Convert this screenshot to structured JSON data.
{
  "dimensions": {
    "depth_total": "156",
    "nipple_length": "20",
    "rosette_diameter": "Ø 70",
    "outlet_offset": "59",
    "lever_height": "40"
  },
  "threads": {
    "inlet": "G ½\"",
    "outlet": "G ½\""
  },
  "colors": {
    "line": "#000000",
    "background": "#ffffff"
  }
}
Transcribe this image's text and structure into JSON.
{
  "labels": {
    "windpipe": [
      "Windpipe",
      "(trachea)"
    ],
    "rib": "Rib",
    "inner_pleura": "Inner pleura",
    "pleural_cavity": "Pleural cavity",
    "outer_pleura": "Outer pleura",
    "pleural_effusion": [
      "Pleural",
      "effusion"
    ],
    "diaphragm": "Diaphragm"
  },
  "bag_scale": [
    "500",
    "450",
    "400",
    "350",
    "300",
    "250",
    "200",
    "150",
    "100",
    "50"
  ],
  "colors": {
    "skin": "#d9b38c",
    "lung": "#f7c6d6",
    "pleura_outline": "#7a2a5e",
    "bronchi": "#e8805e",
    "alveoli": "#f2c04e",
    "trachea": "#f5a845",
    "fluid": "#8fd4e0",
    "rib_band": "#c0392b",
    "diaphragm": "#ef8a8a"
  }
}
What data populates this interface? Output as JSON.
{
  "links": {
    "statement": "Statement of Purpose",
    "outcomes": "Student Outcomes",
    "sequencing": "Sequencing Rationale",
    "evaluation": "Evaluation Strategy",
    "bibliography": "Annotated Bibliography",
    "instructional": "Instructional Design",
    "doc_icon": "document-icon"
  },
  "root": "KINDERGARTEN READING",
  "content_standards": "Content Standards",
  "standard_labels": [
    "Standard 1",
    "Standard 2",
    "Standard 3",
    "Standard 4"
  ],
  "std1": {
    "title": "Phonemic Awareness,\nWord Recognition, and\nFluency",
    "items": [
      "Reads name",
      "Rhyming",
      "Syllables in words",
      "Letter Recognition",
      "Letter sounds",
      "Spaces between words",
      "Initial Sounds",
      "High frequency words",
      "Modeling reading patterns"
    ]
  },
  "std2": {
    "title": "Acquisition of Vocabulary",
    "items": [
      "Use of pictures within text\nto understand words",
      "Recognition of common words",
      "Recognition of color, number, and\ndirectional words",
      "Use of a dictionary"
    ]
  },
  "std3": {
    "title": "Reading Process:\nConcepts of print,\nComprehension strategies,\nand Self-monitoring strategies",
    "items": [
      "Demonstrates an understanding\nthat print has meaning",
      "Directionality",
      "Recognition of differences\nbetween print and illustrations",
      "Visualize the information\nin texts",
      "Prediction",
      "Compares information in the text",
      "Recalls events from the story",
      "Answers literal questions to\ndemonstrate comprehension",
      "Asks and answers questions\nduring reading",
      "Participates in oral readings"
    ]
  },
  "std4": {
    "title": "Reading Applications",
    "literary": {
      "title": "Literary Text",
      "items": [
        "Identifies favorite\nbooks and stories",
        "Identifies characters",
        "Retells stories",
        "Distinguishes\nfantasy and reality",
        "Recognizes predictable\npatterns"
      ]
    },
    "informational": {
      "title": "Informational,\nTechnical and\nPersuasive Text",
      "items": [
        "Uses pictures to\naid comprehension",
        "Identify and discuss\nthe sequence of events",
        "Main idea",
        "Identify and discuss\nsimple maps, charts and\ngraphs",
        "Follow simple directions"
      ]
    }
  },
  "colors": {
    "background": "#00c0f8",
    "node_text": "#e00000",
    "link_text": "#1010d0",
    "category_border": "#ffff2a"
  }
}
-*-*-
Your goal.
Write out the whole listing again, exactly as it stands.

Exercise solution.
Convert this screenshot to structured JSON data.
{
  "dimensions": {
    "depth_total": "156",
    "nipple_length": "20",
    "rosette_diameter": "Ø 70",
    "outlet_offset": "59",
    "lever_height": "40"
  },
  "threads": {
    "inlet": "G ½\"",
    "outlet": "G ½\""
  },
  "colors": {
    "line": "#000000",
    "background": "#ffffff"
  }
}
Transcribe this image's text and structure into JSON.
{
  "labels": {
    "windpipe": [
      "Windpipe",
      "(trachea)"
    ],
    "rib": "Rib",
    "inner_pleura": "Inner pleura",
    "pleural_cavity": "Pleural cavity",
    "outer_pleura": "Outer pleura",
    "pleural_effusion": [
      "Pleural",
      "effusion"
    ],
    "diaphragm": "Diaphragm"
  },
  "bag_scale": [
    "500",
    "450",
    "400",
    "350",
    "300",
    "250",
    "200",
    "150",
    "100",
    "50"
  ],
  "colors": {
    "skin": "#d9b38c",
    "lung": "#f7c6d6",
    "pleura_outline": "#7a2a5e",
    "bronchi": "#e8805e",
    "alveoli": "#f2c04e",
    "trachea": "#f5a845",
    "fluid": "#8fd4e0",
    "rib_band": "#c0392b",
    "diaphragm": "#ef8a8a"
  }
}
What data populates this interface? Output as JSON.
{
  "links": {
    "statement": "Statement of Purpose",
    "outcomes": "Student Outcomes",
    "sequencing": "Sequencing Rationale",
    "evaluation": "Evaluation Strategy",
    "bibliography": "Annotated Bibliography",
    "instructional": "Instructional Design",
    "doc_icon": "document-icon"
  },
  "root": "KINDERGARTEN READING",
  "content_standards": "Content Standards",
  "standard_labels": [
    "Standard 1",
    "Standard 2",
    "Standard 3",
    "Standard 4"
  ],
  "std1": {
    "title": "Phonemic Awareness,\nWord Recognition, and\nFluency",
    "items": [
      "Reads name",
      "Rhyming",
      "Syllables in words",
      "Letter Recognition",
      "Letter sounds",
      "Spaces between words",
      "Initial Sounds",
      "High frequency words",
      "Modeling reading patterns"
    ]
  },
  "std2": {
    "title": "Acquisition of Vocabulary",
    "items": [
      "Use of pictures within text\nto understand words",
      "Recognition of common words",
      "Recognition of color, number, and\ndirectional words",
      "Use of a dictionary"
    ]
  },
  "std3": {
    "title": "Reading Process:\nConcepts of print,\nComprehension strategies,\nand Self-monitoring strategies",
    "items": [
      "Demonstrates an understanding\nthat print has meaning",
      "Directionality",
      "Recognition of differences\nbetween print and illustrations",
      "Visualize the information\nin texts",
      "Prediction",
      "Compares information in the text",
      "Recalls events from the story",
      "Answers literal questions to\ndemonstrate comprehension",
      "Asks and answers questions\nduring reading",
      "Participates in oral readings"
    ]
  },
  "std4": {
    "title": "Reading Applications",
    "literary": {
      "title": "Literary Text",
      "items": [
        "Identifies favorite\nbooks and stories",
        "Identifies characters",
        "Retells stories",
        "Distinguishes\nfantasy and reality",
        "Recognizes predictable\npatterns"
      ]
    },
    "informational": {
      "title": "Informational,\nTechnical and\nPersuasive Text",
      "items": [
        "Uses pictures to\naid comprehension",
        "Identify and discuss\nthe sequence of events",
        "Main idea",
        "Identify and discuss\nsimple maps, charts and\ngraphs",
        "Follow simple directions"
      ]
    }
  },
  "colors": {
    "background": "#00c0f8",
    "node_text": "#e00000",
    "link_text": "#1010d0",
    "category_border": "#ffff2a"
  }
}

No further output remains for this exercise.